— begin —

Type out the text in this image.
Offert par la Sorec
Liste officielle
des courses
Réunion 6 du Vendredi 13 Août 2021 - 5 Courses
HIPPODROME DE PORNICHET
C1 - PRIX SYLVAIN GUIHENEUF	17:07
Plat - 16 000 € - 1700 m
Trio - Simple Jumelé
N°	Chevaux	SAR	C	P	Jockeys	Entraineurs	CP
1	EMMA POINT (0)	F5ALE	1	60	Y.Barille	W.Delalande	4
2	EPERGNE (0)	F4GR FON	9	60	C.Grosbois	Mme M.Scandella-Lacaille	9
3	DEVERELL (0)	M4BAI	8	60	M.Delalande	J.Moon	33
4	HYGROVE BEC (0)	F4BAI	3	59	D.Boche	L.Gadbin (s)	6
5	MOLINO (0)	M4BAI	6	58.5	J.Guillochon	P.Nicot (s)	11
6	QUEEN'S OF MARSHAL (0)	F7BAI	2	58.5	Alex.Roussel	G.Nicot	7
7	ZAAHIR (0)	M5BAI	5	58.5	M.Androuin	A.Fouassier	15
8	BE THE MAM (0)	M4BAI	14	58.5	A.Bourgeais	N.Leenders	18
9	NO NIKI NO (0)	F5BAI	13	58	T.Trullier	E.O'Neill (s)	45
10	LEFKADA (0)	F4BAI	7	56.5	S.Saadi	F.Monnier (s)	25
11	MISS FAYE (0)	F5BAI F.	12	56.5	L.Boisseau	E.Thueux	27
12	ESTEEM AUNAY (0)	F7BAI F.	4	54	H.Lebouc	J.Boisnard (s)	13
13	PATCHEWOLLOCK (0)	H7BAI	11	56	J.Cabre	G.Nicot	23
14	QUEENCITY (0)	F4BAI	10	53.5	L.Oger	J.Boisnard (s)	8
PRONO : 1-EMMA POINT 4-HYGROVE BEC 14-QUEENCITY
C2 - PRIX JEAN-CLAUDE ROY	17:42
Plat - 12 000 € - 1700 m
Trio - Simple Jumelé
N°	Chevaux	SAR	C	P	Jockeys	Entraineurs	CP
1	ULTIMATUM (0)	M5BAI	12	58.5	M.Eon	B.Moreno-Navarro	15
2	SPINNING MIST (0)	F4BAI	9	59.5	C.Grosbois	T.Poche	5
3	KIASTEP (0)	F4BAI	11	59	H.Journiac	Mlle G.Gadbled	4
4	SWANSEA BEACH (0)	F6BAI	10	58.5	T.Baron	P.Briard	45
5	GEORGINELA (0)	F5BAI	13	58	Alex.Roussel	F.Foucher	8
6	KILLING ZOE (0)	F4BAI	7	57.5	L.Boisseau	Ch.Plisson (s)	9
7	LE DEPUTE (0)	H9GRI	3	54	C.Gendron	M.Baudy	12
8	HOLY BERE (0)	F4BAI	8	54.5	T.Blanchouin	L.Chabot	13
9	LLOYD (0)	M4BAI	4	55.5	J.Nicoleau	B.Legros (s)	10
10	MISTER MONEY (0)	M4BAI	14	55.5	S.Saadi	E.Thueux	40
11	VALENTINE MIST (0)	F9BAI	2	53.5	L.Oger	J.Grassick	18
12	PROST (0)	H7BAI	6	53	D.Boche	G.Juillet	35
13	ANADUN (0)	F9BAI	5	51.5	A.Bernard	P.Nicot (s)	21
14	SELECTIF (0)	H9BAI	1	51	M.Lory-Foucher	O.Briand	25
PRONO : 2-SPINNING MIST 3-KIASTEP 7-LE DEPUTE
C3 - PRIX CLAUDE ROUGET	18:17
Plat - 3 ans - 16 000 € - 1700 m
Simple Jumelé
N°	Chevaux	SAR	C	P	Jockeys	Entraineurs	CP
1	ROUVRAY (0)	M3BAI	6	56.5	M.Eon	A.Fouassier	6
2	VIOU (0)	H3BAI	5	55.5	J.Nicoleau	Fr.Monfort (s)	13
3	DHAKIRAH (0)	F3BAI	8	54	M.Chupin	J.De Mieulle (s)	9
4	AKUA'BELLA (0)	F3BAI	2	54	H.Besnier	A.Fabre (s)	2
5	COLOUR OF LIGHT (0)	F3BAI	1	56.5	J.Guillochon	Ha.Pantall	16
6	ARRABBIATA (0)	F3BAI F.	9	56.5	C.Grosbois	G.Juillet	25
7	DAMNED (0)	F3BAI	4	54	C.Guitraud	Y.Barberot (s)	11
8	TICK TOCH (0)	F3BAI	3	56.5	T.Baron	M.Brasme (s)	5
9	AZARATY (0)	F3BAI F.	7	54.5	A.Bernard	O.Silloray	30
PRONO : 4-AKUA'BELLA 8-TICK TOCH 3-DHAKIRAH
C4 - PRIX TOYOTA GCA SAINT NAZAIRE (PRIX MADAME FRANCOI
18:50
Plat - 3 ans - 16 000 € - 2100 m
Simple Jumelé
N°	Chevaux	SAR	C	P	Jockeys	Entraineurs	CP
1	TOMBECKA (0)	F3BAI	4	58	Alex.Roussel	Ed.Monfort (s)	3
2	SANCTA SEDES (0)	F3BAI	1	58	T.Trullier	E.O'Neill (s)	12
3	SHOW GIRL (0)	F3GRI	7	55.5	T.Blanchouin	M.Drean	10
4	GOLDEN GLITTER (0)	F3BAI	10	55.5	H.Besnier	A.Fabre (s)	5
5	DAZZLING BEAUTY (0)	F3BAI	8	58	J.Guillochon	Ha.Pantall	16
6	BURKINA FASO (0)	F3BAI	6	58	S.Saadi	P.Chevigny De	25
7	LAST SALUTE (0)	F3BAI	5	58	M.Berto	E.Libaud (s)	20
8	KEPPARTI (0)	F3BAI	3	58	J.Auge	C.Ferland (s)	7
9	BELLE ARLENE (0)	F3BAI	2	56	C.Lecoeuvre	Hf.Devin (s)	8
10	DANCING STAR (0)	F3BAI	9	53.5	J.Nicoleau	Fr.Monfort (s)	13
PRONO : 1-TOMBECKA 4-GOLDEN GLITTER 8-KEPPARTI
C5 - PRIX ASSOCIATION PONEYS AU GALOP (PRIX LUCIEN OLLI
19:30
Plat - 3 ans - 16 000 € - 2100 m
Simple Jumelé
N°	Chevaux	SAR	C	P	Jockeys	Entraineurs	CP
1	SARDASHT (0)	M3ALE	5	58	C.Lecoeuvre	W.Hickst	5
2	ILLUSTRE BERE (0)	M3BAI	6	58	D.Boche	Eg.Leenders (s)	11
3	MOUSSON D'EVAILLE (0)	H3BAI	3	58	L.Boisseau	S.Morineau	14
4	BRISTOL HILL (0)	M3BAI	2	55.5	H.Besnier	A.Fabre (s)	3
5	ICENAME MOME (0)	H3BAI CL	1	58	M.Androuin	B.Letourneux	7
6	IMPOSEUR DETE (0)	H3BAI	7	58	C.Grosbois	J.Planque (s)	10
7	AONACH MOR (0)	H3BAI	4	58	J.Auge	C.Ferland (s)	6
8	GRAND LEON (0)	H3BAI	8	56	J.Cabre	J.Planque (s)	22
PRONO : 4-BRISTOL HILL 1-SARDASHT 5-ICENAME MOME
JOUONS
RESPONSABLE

— end —

=== Exercise goal ===
Out of the preceding entries, pull every line containing the string "Juillet".

=== The solution ===
12	PROST (0)	H7BAI	6	53	D.Boche	G.Juillet	35
6	ARRABBIATA (0)	F3BAI F.	9	56.5	C.Grosbois	G.Juillet	25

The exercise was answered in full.